> **YOUR INSTRUCTIONS**:
Set each entry down verbatim, omitting images.

= = = = =

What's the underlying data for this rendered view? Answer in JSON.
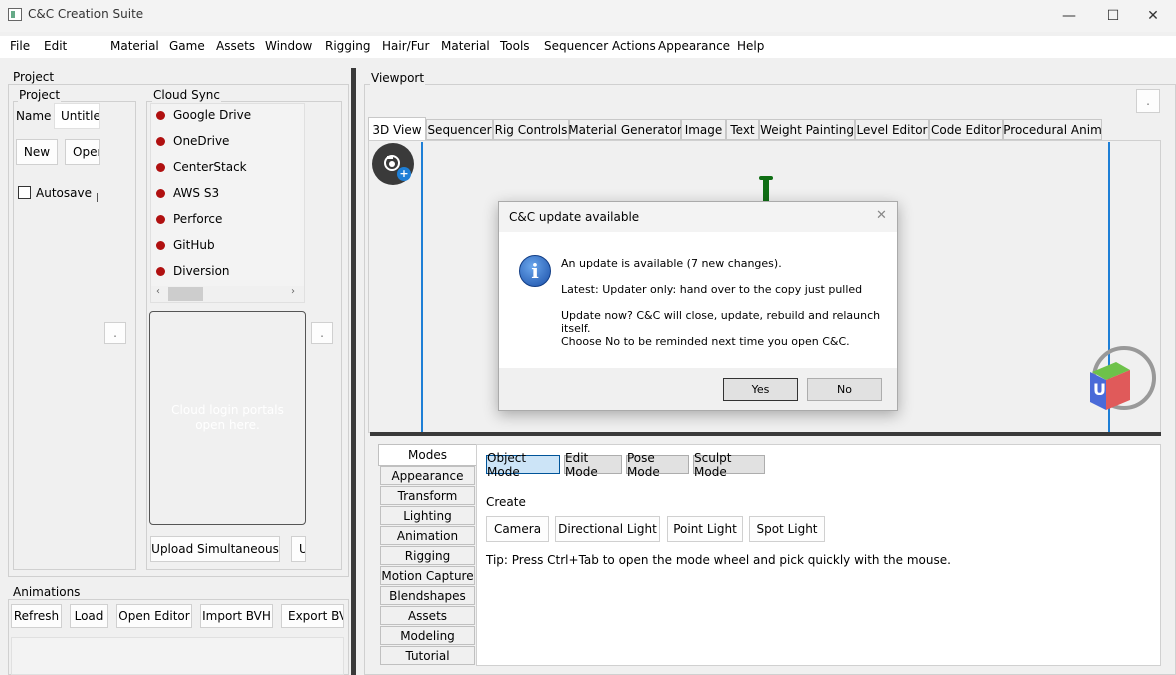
{
  "window": {
    "title": "C&C Creation Suite",
    "controls": {
      "minimize": "—",
      "maximize": "☐",
      "close": "✕"
    }
  },
  "menu": [
    "File",
    "Edit",
    "Material",
    "Game",
    "Assets",
    "Window",
    "Rigging",
    "Hair/Fur",
    "Material",
    "Tools",
    "Sequencer Actions",
    "Appearance",
    "Help"
  ],
  "project_panel": {
    "title": "Project",
    "project_group": {
      "title": "Project",
      "name_label": "Name",
      "name_value": "Untitled",
      "new_button": "New",
      "open_button": "Open",
      "autosave_label": "Autosave",
      "small_button": "."
    },
    "cloud_group": {
      "title": "Cloud Sync",
      "items": [
        "Google Drive",
        "OneDrive",
        "CenterStack",
        "AWS S3",
        "Perforce",
        "GitHub",
        "Diversion"
      ],
      "status_color": "#b01010",
      "login_placeholder": "Cloud login portals open here.",
      "upload_button": "Upload Simultaneous",
      "u_button": "U",
      "small_button": "."
    }
  },
  "animations_panel": {
    "title": "Animations",
    "buttons": [
      "Refresh",
      "Load",
      "Open Editor",
      "Import BVH",
      "Export BVH"
    ]
  },
  "viewport": {
    "title": "Viewport",
    "corner_button": ".",
    "tabs": [
      "3D View",
      "Sequencer",
      "Rig Controls",
      "Material Generator",
      "Image",
      "Text",
      "Weight Painting",
      "Level Editor",
      "Code Editor",
      "Procedural Anim"
    ],
    "active_tab": "3D View",
    "gizmo_label": "U",
    "camera_add": "+"
  },
  "bottom_panel": {
    "side_tabs": [
      "Modes",
      "Appearance",
      "Transform",
      "Lighting",
      "Animation",
      "Rigging",
      "Motion Capture",
      "Blendshapes",
      "Assets",
      "Modeling",
      "Tutorial"
    ],
    "active_side_tab": "Modes",
    "modes": [
      "Object Mode",
      "Edit Mode",
      "Pose Mode",
      "Sculpt Mode"
    ],
    "active_mode": "Object Mode",
    "create_label": "Create",
    "create_buttons": [
      "Camera",
      "Directional Light",
      "Point Light",
      "Spot Light"
    ],
    "tip": "Tip: Press Ctrl+Tab to open the mode wheel and pick quickly with the mouse."
  },
  "dialog": {
    "title": "C&C update available",
    "line1": "An update is available (7 new changes).",
    "line2": "Latest: Updater only: hand over to the copy just pulled",
    "line3": "Update now? C&C will close, update, rebuild and relaunch",
    "line4": "itself.",
    "line5": "Choose No to be reminded next time you open C&C.",
    "yes": "Yes",
    "no": "No",
    "close": "✕",
    "info_icon_glyph": "i"
  },
  "colors": {
    "accent_blue": "#1e7fd6",
    "splitter": "#3a3a3a",
    "selected_mode_bg": "#cce4f7"
  }
}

= = = = =

> **EXPECTED ANSWER**:
What's the underlying data for this rendered view? Answer in JSON.
{
  "window": {
    "title": "C&C Creation Suite",
    "controls": {
      "minimize": "—",
      "maximize": "☐",
      "close": "✕"
    }
  },
  "menu": [
    "File",
    "Edit",
    "Material",
    "Game",
    "Assets",
    "Window",
    "Rigging",
    "Hair/Fur",
    "Material",
    "Tools",
    "Sequencer Actions",
    "Appearance",
    "Help"
  ],
  "project_panel": {
    "title": "Project",
    "project_group": {
      "title": "Project",
      "name_label": "Name",
      "name_value": "Untitled",
      "new_button": "New",
      "open_button": "Open",
      "autosave_label": "Autosave",
      "small_button": "."
    },
    "cloud_group": {
      "title": "Cloud Sync",
      "items": [
        "Google Drive",
        "OneDrive",
        "CenterStack",
        "AWS S3",
        "Perforce",
        "GitHub",
        "Diversion"
      ],
      "status_color": "#b01010",
      "login_placeholder": "Cloud login portals open here.",
      "upload_button": "Upload Simultaneous",
      "u_button": "U",
      "small_button": "."
    }
  },
  "animations_panel": {
    "title": "Animations",
    "buttons": [
      "Refresh",
      "Load",
      "Open Editor",
      "Import BVH",
      "Export BVH"
    ]
  },
  "viewport": {
    "title": "Viewport",
    "corner_button": ".",
    "tabs": [
      "3D View",
      "Sequencer",
      "Rig Controls",
      "Material Generator",
      "Image",
      "Text",
      "Weight Painting",
      "Level Editor",
      "Code Editor",
      "Procedural Anim"
    ],
    "active_tab": "3D View",
    "gizmo_label": "U",
    "camera_add": "+"
  },
  "bottom_panel": {
    "side_tabs": [
      "Modes",
      "Appearance",
      "Transform",
      "Lighting",
      "Animation",
      "Rigging",
      "Motion Capture",
      "Blendshapes",
      "Assets",
      "Modeling",
      "Tutorial"
    ],
    "active_side_tab": "Modes",
    "modes": [
      "Object Mode",
      "Edit Mode",
      "Pose Mode",
      "Sculpt Mode"
    ],
    "active_mode": "Object Mode",
    "create_label": "Create",
    "create_buttons": [
      "Camera",
      "Directional Light",
      "Point Light",
      "Spot Light"
    ],
    "tip": "Tip: Press Ctrl+Tab to open the mode wheel and pick quickly with the mouse."
  },
  "dialog": {
    "title": "C&C update available",
    "line1": "An update is available (7 new changes).",
    "line2": "Latest: Updater only: hand over to the copy just pulled",
    "line3": "Update now? C&C will close, update, rebuild and relaunch",
    "line4": "itself.",
    "line5": "Choose No to be reminded next time you open C&C.",
    "yes": "Yes",
    "no": "No",
    "close": "✕",
    "info_icon_glyph": "i"
  },
  "colors": {
    "accent_blue": "#1e7fd6",
    "splitter": "#3a3a3a",
    "selected_mode_bg": "#cce4f7"
  }
}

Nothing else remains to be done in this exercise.